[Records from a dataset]

- - - - - - -

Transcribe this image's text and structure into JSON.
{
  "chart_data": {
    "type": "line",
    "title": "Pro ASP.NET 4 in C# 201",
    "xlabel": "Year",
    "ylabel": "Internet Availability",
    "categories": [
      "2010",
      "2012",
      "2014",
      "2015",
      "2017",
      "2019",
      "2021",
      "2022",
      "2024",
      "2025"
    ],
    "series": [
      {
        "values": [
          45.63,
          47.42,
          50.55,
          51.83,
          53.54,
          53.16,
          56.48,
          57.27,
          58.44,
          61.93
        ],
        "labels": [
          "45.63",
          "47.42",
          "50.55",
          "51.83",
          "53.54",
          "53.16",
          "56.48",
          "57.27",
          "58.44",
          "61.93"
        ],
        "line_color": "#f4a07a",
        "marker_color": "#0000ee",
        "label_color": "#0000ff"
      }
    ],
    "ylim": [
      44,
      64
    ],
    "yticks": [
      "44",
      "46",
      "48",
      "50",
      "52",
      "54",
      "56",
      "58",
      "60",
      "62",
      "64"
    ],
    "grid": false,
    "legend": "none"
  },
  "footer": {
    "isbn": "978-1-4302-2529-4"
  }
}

- - - - - - -

▶ [EXERCISE DETAILS]: Please repeat the material above, word for word and in full.

▶ [RESULT FOR THIS TASK]:
Transcribe this image's text and structure into JSON.
{
  "chart_data": {
    "type": "line",
    "title": "Pro ASP.NET 4 in C# 201",
    "xlabel": "Year",
    "ylabel": "Internet Availability",
    "categories": [
      "2010",
      "2012",
      "2014",
      "2015",
      "2017",
      "2019",
      "2021",
      "2022",
      "2024",
      "2025"
    ],
    "series": [
      {
        "values": [
          45.63,
          47.42,
          50.55,
          51.83,
          53.54,
          53.16,
          56.48,
          57.27,
          58.44,
          61.93
        ],
        "labels": [
          "45.63",
          "47.42",
          "50.55",
          "51.83",
          "53.54",
          "53.16",
          "56.48",
          "57.27",
          "58.44",
          "61.93"
        ],
        "line_color": "#f4a07a",
        "marker_color": "#0000ee",
        "label_color": "#0000ff"
      }
    ],
    "ylim": [
      44,
      64
    ],
    "yticks": [
      "44",
      "46",
      "48",
      "50",
      "52",
      "54",
      "56",
      "58",
      "60",
      "62",
      "64"
    ],
    "grid": false,
    "legend": "none"
  },
  "footer": {
    "isbn": "978-1-4302-2529-4"
  }
}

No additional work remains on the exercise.